### Stated exercise:
Word for word, restate every line of the material.
---------- Supplied records
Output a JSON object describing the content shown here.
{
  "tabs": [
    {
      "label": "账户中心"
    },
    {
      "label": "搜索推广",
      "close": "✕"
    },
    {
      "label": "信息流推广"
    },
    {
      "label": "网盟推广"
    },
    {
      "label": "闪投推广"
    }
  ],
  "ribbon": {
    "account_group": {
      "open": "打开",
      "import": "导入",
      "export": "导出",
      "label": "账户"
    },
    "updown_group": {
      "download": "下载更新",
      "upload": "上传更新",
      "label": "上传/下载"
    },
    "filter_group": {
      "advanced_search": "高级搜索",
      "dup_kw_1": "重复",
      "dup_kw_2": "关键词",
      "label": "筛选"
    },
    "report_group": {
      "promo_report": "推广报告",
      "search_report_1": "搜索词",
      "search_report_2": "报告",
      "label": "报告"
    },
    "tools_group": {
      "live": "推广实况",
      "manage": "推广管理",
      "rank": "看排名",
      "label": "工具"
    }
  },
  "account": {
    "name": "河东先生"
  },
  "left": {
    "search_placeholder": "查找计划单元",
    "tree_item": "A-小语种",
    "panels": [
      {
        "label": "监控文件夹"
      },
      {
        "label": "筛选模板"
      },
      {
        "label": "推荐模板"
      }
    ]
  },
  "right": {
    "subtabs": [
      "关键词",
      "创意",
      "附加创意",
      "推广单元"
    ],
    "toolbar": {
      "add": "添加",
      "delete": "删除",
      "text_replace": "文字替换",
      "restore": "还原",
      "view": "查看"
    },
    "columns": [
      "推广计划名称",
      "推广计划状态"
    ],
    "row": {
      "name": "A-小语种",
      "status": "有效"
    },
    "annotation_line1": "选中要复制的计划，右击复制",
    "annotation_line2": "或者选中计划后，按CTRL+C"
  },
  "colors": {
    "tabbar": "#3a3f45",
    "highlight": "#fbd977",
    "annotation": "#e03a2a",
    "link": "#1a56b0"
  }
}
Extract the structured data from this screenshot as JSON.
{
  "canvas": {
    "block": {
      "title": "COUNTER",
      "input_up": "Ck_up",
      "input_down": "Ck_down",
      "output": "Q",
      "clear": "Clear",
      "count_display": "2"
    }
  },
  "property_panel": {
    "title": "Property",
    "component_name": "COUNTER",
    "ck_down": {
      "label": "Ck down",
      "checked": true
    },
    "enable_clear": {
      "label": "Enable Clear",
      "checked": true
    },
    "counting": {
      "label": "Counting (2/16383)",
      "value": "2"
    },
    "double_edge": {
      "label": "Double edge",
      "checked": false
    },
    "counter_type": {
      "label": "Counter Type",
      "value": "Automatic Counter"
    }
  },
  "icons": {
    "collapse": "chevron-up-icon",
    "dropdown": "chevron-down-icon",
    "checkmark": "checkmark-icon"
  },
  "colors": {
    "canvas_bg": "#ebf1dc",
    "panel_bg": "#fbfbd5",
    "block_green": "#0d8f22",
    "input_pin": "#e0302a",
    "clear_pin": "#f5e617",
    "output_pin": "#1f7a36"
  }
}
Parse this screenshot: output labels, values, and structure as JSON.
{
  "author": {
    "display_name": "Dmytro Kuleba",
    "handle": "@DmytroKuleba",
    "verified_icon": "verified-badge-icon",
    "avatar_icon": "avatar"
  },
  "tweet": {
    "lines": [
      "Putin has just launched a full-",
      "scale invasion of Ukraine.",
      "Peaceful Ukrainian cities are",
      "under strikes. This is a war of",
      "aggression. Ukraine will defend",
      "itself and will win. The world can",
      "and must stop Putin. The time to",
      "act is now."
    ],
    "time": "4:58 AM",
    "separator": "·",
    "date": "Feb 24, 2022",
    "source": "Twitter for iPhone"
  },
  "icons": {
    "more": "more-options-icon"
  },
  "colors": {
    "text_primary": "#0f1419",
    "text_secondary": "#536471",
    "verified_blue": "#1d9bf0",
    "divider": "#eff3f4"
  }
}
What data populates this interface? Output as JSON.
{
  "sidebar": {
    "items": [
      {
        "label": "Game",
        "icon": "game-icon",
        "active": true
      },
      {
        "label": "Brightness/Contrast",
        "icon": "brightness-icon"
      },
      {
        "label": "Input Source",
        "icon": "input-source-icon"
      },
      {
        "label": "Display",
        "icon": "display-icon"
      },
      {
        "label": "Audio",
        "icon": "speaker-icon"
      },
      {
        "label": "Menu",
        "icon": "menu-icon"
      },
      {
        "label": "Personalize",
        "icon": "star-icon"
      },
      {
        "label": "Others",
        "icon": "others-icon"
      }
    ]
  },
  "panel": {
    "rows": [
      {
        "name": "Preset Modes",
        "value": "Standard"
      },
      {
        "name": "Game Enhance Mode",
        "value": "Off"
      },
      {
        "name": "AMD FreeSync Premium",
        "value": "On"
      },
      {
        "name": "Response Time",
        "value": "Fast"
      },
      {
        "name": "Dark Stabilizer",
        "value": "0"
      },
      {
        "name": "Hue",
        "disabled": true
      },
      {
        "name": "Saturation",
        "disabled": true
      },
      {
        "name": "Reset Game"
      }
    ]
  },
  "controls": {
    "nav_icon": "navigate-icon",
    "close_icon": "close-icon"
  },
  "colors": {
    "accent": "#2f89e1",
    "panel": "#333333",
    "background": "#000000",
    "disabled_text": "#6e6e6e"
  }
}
--------------------
### Task result:
Output a JSON object describing the content shown here.
{
  "tabs": [
    {
      "label": "账户中心"
    },
    {
      "label": "搜索推广",
      "close": "✕"
    },
    {
      "label": "信息流推广"
    },
    {
      "label": "网盟推广"
    },
    {
      "label": "闪投推广"
    }
  ],
  "ribbon": {
    "account_group": {
      "open": "打开",
      "import": "导入",
      "export": "导出",
      "label": "账户"
    },
    "updown_group": {
      "download": "下载更新",
      "upload": "上传更新",
      "label": "上传/下载"
    },
    "filter_group": {
      "advanced_search": "高级搜索",
      "dup_kw_1": "重复",
      "dup_kw_2": "关键词",
      "label": "筛选"
    },
    "report_group": {
      "promo_report": "推广报告",
      "search_report_1": "搜索词",
      "search_report_2": "报告",
      "label": "报告"
    },
    "tools_group": {
      "live": "推广实况",
      "manage": "推广管理",
      "rank": "看排名",
      "label": "工具"
    }
  },
  "account": {
    "name": "河东先生"
  },
  "left": {
    "search_placeholder": "查找计划单元",
    "tree_item": "A-小语种",
    "panels": [
      {
        "label": "监控文件夹"
      },
      {
        "label": "筛选模板"
      },
      {
        "label": "推荐模板"
      }
    ]
  },
  "right": {
    "subtabs": [
      "关键词",
      "创意",
      "附加创意",
      "推广单元"
    ],
    "toolbar": {
      "add": "添加",
      "delete": "删除",
      "text_replace": "文字替换",
      "restore": "还原",
      "view": "查看"
    },
    "columns": [
      "推广计划名称",
      "推广计划状态"
    ],
    "row": {
      "name": "A-小语种",
      "status": "有效"
    },
    "annotation_line1": "选中要复制的计划，右击复制",
    "annotation_line2": "或者选中计划后，按CTRL+C"
  },
  "colors": {
    "tabbar": "#3a3f45",
    "highlight": "#fbd977",
    "annotation": "#e03a2a",
    "link": "#1a56b0"
  }
}
Extract the structured data from this screenshot as JSON.
{
  "canvas": {
    "block": {
      "title": "COUNTER",
      "input_up": "Ck_up",
      "input_down": "Ck_down",
      "output": "Q",
      "clear": "Clear",
      "count_display": "2"
    }
  },
  "property_panel": {
    "title": "Property",
    "component_name": "COUNTER",
    "ck_down": {
      "label": "Ck down",
      "checked": true
    },
    "enable_clear": {
      "label": "Enable Clear",
      "checked": true
    },
    "counting": {
      "label": "Counting (2/16383)",
      "value": "2"
    },
    "double_edge": {
      "label": "Double edge",
      "checked": false
    },
    "counter_type": {
      "label": "Counter Type",
      "value": "Automatic Counter"
    }
  },
  "icons": {
    "collapse": "chevron-up-icon",
    "dropdown": "chevron-down-icon",
    "checkmark": "checkmark-icon"
  },
  "colors": {
    "canvas_bg": "#ebf1dc",
    "panel_bg": "#fbfbd5",
    "block_green": "#0d8f22",
    "input_pin": "#e0302a",
    "clear_pin": "#f5e617",
    "output_pin": "#1f7a36"
  }
}
Parse this screenshot: output labels, values, and structure as JSON.
{
  "author": {
    "display_name": "Dmytro Kuleba",
    "handle": "@DmytroKuleba",
    "verified_icon": "verified-badge-icon",
    "avatar_icon": "avatar"
  },
  "tweet": {
    "lines": [
      "Putin has just launched a full-",
      "scale invasion of Ukraine.",
      "Peaceful Ukrainian cities are",
      "under strikes. This is a war of",
      "aggression. Ukraine will defend",
      "itself and will win. The world can",
      "and must stop Putin. The time to",
      "act is now."
    ],
    "time": "4:58 AM",
    "separator": "·",
    "date": "Feb 24, 2022",
    "source": "Twitter for iPhone"
  },
  "icons": {
    "more": "more-options-icon"
  },
  "colors": {
    "text_primary": "#0f1419",
    "text_secondary": "#536471",
    "verified_blue": "#1d9bf0",
    "divider": "#eff3f4"
  }
}
What data populates this interface? Output as JSON.
{
  "sidebar": {
    "items": [
      {
        "label": "Game",
        "icon": "game-icon",
        "active": true
      },
      {
        "label": "Brightness/Contrast",
        "icon": "brightness-icon"
      },
      {
        "label": "Input Source",
        "icon": "input-source-icon"
      },
      {
        "label": "Display",
        "icon": "display-icon"
      },
      {
        "label": "Audio",
        "icon": "speaker-icon"
      },
      {
        "label": "Menu",
        "icon": "menu-icon"
      },
      {
        "label": "Personalize",
        "icon": "star-icon"
      },
      {
        "label": "Others",
        "icon": "others-icon"
      }
    ]
  },
  "panel": {
    "rows": [
      {
        "name": "Preset Modes",
        "value": "Standard"
      },
      {
        "name": "Game Enhance Mode",
        "value": "Off"
      },
      {
        "name": "AMD FreeSync Premium",
        "value": "On"
      },
      {
        "name": "Response Time",
        "value": "Fast"
      },
      {
        "name": "Dark Stabilizer",
        "value": "0"
      },
      {
        "name": "Hue",
        "disabled": true
      },
      {
        "name": "Saturation",
        "disabled": true
      },
      {
        "name": "Reset Game"
      }
    ]
  },
  "controls": {
    "nav_icon": "navigate-icon",
    "close_icon": "close-icon"
  },
  "colors": {
    "accent": "#2f89e1",
    "panel": "#333333",
    "background": "#000000",
    "disabled_text": "#6e6e6e"
  }
}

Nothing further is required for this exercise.